• QUESTÕES PROPOSTAS:
a. Reproduza fielmente o trecho da matéria sobre o ultimato ao Irã que vai de "Diferente do que" até "de defesa aérea.", inclusive.
b. Indique se cada afirmação abaixo está de acordo com a matéria sobre o ultimato ao Irã, respondendo sim ou não e citando literalmente as palavras da matéria que decidem a resposta.
(i) O prazo estabelecido por Trump para a reabertura do Estreito de Ormuz é de 72 horas.
(ii) A frota enviada para pressionar Teerã é liderada pelo porta-aviões USS Abraham Lincoln.
(iii) Desde o início do ano, o Exército iraniano incorporou 1.000 novos drones ao seu arsenal.
c. Prossiga a redação da matéria sobre o ultimato ao Irã a partir da última frase apresentada.

• DOCUMENTO DE ORIGEM:
━━━━━━━━━━━━━━━━━━━━

O presidente americano exige a reabertura imediata do Estreito de Ormuz; cenário é o mais crítico desde os bombardeios de 2025 e envolve movimentação de 50 mil militares.
O relógio corre para uma possível nova guerra no Oriente Médio. O presidente Donald Trump estabeleceu um prazo de 48 horas, que vence nesta segunda-feira (6), para que o Irã reabra o Estreito de Ormuz. Caso o ultimato seja ignorado, o republicano afirmou que o “inferno será liberado” na região.
A crise é o ponto culminante de uma escalada que começou em janeiro de 2026 e coloca o mundo em alerta para um conflito de proporções imprevisíveis.
1. A “Grande Armada” e o Fantasma de 2025
A estratégia de Trump não é apenas retórica. Atualmente, os EUA contam com cerca de 50 mil militares na região ou em deslocamento.
- Poder de Fogo: O porta-aviões USS Abraham Lincoln lidera a frota enviada para pressionar Teerã.
- Histórico Recente: O governo americano usa como base a Operação Martelo da Meia-Noite (junho de 2025), quando bombardeou instalações nucleares iranianas. Recentemente, uma ponte estratégica próxima à capital do Irã foi destruída por ataques dos EUA.
2. Irã Promete “Resposta Esmagadora”
Diferente do que afirma a Casa Branca, o Irã garante que sua defesa permanece intacta.
- Abates Confirmados: Teerã alega ter derrubado dois caças americanos utilizando um novo sistema de defesa aérea.
- Arsenal de Drones: Desde o início do ano, o Exército iraniano integrou 1.000 novos drones ao seu arsenal.
- Ameaça a Israel: Aliados de Khamenei alertaram que qualquer ataque resultará em retaliações diretas contra o “coração de Tel Aviv” e demais bases americanas na região.

━━━━━━━━━━━━━━━━━━━━

• INFORMAÇÕES FORNECIDAS:
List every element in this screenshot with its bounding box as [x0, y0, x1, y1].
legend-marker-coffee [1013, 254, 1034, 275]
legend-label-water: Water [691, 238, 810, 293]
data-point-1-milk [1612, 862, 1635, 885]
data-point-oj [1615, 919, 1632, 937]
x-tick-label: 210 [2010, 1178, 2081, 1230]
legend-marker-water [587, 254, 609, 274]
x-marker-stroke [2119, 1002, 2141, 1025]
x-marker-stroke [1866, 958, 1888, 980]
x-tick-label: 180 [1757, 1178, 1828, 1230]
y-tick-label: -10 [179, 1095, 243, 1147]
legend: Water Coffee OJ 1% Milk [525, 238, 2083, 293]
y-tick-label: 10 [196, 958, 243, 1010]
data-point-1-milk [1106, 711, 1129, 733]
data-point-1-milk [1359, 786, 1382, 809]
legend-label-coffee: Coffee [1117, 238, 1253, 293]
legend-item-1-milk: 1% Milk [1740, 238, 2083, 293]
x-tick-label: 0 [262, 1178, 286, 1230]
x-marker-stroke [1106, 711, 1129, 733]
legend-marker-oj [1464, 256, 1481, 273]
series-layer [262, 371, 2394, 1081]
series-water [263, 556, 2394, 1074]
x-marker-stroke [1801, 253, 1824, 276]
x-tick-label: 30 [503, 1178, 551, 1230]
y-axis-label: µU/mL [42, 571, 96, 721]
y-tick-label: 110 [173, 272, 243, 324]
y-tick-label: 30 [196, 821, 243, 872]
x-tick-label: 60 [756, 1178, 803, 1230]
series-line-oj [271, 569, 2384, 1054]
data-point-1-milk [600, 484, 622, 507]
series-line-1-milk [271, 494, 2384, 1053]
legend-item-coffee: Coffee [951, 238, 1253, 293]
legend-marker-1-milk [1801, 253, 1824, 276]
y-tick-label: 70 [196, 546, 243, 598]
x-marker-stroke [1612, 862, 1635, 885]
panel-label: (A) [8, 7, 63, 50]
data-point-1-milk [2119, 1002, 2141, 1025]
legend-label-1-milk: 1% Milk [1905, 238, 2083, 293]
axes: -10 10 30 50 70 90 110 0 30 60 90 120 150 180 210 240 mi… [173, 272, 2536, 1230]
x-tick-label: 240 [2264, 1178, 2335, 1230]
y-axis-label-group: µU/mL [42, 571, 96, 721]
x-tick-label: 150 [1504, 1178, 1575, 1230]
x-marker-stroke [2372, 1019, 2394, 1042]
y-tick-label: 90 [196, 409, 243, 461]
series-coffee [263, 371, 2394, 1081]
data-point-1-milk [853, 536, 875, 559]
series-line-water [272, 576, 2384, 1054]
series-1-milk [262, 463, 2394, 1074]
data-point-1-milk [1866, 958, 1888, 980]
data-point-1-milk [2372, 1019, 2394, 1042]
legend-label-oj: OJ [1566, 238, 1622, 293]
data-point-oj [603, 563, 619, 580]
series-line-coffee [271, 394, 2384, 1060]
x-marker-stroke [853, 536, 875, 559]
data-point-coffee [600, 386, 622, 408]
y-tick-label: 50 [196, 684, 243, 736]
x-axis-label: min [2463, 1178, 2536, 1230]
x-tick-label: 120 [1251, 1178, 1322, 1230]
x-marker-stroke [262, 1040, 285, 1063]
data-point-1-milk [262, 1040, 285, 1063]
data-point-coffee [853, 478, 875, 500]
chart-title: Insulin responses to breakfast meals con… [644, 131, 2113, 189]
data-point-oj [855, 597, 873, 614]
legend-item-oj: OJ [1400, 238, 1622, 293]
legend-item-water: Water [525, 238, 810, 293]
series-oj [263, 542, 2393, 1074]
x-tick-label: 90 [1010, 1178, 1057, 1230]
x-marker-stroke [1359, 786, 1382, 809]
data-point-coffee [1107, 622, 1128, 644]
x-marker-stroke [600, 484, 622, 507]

━━━━━━━━━━━━━━━━━━━━

• RESULTADOS POR TAREFA:
a.
Diferente do que afirma a Casa Branca, o Irã garante que sua defesa permanece intacta.
- Abates Confirmados: Teerã alega ter derrubado dois caças americanos utilizando um novo sistema de defesa aérea.

b.
(i) Não: "estabeleceu um prazo de 48 horas"
(ii) Sim: "O porta-aviões USS Abraham Lincoln lidera a frota enviada para pressionar Teerã"
(iii) Sim: "Desde o início do ano, o Exército iraniano integrou 1.000 novos drones ao seu arsenal"

c.
3. Isolamento Diplomático e Atritos na OTAN
A postura agressiva de Washington tem criado rachaduras entre aliados históricos.
- Europa: O presidente francês, Emmanuel Macron, classificou como “irrealista” a cobrança de Trump para que a Europa resolva sozinha a crise no Estreito.
- Rússia: Moscou, aliada de Teerã, mantém o alerta de que o uso da força terá “consequências perigosas” para a estabilidade global.
4. O Fator Interno: Direitos Humanos e Petróleo
Embora o foco atual seja o Estreito de Ormuz — rota vital para o petróleo mundial — a crise também tem raízes internas. O regime de Khamenei enfrenta forte pressão popular após protestos que deixaram milhares de mortos. Trump, que inicialmente focou nas violações de direitos humanos, agora concentra a pressão máxima no programa nuclear e na logística de energia.
O que esperar? Analistas militares divergem se o movimento de Trump é uma estratégia de pressão máxima para forçar um novo acordo nuclear ou se o Pentágono está, de fato, preparando uma incursão terrestre em solo iraniano.